### What to work on
According to the text on libertarians and the family, in what kind of family does social-science research say the needed moral, cognitive and emotional qualities are best produced?

### Text
+ + + + +

On the one hand, libertarians make a fetish of freedom; it is their totalizing goal. On the other hand, libertarians depend on the family--an institution that, in crucial respects, is unfree--to produce the sort of people best suited to life in a free-market system (not to mention future members of their own movement). The complex, dynamic economy that libertarians have done so much to expand needs highly advanced human capital--that is, individuals of great moral, cognitive and emotional sophistication. Reams of social-science research prove that these qualities are best produced in traditional families with married parents.
Family breakdown, by contrast, limits the accumulation of such human capital. Worse, divorce and out-of-wedlock childbearing leave the door wide open for big government. Dysfunctional families create an increased demand for state-funded food, housing and medical subsidies, which libertarians reject on principle. And in courts all over the country, judges who preside over the manifold disputes occasioned by broken families are forced to be more intrusive than the worst mother-in-law: They decide who should have primary custody, who gets a child on Christmas or summer holidays, whether a child should take piano lessons, go to Hebrew school, move to California, or speak to her grandmother on the phone. It is a libertarian's worst nightmare.
I'd agree that there are libertarians who too readily dismiss social conservative questions about the innate structure of marriage as if they were wacky considerations unworthy of a moment's thought. But even assuming, arguendo, that letting gays marry were undermining the broader institution, it would be at best a trivial contributor to the problem. And the libertarian response to Kay Hymnowitz is the same response she'd likely be perfectly comfortable with if it were on the topic of any of the rest of the world's ills: what do you want the government to do? Shall we ban household appliances, so that it's harder for women to work, so that they're more economically dependent on their husbands, so that they're less likely to seek a divorce? Perhaps we should restrict birth control to women who've had five kids, at which point everyone will be too tired and poor to get a divorce? Should we send vans into inner city neighborhoods to exhort them to get married--pretending that we haven't noticed that every other government program of this sort, from abstinence education to job training, is pretty much a miserable failure? Government sponsored hope chests? What policy do you want us to support?
Or is it that we're contributing to a lower moral tone in America? Look, I love the folks at libertarian think tanks, and all. They're lovely, attractive people, witty and urbane, and they cook some great seafood. But they're not exactly role models for the nation. I very much doubt that anyone out there doing the things that undermine marriage--getting ill-considered divorces, having babies out of wedlock, committing adultery--is thinking to themselves, "I wonder if this will make me as edgy and cool as a policy analyst at Cato."

+ + + + +

### Entries provided
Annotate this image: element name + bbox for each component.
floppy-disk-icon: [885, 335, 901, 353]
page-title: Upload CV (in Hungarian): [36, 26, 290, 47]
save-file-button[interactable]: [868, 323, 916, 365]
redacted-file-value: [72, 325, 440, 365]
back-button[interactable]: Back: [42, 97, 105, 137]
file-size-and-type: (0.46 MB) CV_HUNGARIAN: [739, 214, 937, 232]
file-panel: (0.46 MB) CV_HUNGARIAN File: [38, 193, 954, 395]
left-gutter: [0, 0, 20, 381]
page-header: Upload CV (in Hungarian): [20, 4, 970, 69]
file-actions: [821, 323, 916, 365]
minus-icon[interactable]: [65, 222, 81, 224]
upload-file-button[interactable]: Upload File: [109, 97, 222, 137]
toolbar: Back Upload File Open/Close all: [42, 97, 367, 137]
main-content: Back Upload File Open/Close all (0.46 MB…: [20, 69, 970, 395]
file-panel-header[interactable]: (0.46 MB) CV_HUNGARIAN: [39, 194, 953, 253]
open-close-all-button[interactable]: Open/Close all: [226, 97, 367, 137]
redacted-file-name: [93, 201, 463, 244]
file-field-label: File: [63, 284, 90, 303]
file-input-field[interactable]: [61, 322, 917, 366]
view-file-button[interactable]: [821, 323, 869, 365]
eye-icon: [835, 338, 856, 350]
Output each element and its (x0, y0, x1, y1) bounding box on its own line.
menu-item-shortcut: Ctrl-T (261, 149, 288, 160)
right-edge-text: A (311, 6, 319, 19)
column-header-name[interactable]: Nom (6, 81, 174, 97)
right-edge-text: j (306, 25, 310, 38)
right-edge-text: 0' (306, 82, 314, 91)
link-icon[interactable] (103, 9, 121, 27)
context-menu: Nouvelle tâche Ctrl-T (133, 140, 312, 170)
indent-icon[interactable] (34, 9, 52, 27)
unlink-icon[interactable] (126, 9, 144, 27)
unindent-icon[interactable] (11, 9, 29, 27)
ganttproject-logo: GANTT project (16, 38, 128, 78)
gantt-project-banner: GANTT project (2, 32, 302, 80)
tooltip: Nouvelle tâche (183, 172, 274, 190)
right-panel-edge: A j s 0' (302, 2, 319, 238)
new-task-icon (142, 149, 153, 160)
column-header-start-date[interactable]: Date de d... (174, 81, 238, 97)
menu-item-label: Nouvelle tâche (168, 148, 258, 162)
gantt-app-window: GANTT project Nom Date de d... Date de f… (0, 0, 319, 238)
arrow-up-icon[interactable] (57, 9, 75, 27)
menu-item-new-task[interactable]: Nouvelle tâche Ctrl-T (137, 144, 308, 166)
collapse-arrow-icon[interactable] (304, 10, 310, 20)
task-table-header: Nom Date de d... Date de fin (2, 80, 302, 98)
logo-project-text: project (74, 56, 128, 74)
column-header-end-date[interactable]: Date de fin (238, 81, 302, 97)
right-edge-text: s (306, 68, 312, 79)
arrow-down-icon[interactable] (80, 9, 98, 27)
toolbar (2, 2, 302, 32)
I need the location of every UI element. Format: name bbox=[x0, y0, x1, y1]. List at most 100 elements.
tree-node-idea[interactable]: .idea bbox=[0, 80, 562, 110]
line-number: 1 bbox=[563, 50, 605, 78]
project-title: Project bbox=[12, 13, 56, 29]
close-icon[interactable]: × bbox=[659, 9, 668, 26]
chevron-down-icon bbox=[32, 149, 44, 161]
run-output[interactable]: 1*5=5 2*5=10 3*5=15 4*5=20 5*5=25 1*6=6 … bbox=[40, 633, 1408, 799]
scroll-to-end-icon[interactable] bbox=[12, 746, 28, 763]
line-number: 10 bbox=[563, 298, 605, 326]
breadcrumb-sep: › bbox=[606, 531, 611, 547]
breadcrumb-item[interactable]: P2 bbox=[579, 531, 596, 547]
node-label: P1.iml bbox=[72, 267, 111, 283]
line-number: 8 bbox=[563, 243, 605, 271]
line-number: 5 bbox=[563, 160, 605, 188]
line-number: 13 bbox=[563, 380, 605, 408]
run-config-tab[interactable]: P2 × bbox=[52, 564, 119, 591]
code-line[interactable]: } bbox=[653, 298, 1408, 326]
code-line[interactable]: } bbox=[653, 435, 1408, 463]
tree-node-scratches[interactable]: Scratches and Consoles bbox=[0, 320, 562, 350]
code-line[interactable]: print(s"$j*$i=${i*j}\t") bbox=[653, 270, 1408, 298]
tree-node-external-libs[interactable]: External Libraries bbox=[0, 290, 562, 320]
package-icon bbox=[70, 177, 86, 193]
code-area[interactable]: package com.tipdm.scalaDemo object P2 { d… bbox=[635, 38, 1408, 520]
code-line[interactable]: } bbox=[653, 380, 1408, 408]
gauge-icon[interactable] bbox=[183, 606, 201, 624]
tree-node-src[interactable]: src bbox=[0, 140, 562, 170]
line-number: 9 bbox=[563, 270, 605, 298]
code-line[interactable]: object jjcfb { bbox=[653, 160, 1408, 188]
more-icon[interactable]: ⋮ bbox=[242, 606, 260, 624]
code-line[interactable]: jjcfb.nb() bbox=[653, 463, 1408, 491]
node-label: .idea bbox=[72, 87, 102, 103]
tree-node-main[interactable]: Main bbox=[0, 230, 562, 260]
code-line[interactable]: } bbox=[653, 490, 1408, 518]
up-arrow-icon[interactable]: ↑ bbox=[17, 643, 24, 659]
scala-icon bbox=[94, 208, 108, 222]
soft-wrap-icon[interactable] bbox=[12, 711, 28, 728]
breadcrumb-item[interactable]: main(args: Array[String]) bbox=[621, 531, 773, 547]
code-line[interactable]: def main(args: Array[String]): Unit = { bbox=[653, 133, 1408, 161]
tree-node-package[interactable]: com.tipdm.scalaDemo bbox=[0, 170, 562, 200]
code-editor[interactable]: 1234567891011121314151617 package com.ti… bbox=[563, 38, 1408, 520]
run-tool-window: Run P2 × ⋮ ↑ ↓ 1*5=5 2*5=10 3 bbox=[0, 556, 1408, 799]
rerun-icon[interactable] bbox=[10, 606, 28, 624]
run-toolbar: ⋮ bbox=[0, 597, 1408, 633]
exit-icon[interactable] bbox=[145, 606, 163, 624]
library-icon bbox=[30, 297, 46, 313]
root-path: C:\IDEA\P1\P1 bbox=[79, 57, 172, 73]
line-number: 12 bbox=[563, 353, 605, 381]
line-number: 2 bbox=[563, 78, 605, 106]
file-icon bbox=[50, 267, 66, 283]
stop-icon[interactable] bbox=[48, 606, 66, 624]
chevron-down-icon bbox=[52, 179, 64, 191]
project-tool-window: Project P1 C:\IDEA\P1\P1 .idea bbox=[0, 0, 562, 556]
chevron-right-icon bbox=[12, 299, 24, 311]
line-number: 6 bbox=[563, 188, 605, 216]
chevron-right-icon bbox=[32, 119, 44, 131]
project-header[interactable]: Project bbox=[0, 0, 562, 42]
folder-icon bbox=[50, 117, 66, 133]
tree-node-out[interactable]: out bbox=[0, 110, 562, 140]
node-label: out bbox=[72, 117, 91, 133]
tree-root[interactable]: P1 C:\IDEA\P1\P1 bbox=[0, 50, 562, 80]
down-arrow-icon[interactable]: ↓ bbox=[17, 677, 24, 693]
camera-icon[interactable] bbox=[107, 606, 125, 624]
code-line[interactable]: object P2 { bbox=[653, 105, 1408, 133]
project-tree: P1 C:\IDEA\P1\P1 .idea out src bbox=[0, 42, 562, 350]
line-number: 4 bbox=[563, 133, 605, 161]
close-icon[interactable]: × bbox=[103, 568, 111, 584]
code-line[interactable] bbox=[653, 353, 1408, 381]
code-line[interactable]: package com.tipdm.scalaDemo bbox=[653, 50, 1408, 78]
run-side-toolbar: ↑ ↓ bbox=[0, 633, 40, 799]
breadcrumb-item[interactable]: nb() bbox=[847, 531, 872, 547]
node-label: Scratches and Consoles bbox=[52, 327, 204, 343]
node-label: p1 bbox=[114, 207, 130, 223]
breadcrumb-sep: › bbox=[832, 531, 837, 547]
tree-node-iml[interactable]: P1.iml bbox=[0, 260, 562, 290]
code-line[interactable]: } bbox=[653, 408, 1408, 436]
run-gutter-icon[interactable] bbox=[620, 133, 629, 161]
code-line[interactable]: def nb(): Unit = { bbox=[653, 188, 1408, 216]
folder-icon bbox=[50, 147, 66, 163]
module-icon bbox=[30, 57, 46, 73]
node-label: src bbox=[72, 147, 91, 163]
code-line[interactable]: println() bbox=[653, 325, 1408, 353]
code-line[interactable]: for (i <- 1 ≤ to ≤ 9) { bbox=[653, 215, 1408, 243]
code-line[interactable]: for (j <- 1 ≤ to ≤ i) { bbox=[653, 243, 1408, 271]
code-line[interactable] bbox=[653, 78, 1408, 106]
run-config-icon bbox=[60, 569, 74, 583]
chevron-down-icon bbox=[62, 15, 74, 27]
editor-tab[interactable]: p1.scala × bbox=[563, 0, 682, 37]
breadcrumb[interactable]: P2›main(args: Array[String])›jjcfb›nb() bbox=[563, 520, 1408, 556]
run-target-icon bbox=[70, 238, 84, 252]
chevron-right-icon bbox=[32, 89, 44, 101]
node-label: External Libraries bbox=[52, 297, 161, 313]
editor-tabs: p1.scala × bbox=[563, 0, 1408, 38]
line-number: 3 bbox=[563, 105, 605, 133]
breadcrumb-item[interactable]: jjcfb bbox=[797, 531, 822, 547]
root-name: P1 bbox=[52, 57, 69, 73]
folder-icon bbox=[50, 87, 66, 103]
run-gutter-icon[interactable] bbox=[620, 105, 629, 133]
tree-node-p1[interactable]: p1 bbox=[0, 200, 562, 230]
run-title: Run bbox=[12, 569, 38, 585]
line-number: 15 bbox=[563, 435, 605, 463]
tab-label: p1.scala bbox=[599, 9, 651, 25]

+ + + + +

### The answer
In traditional families with married parents.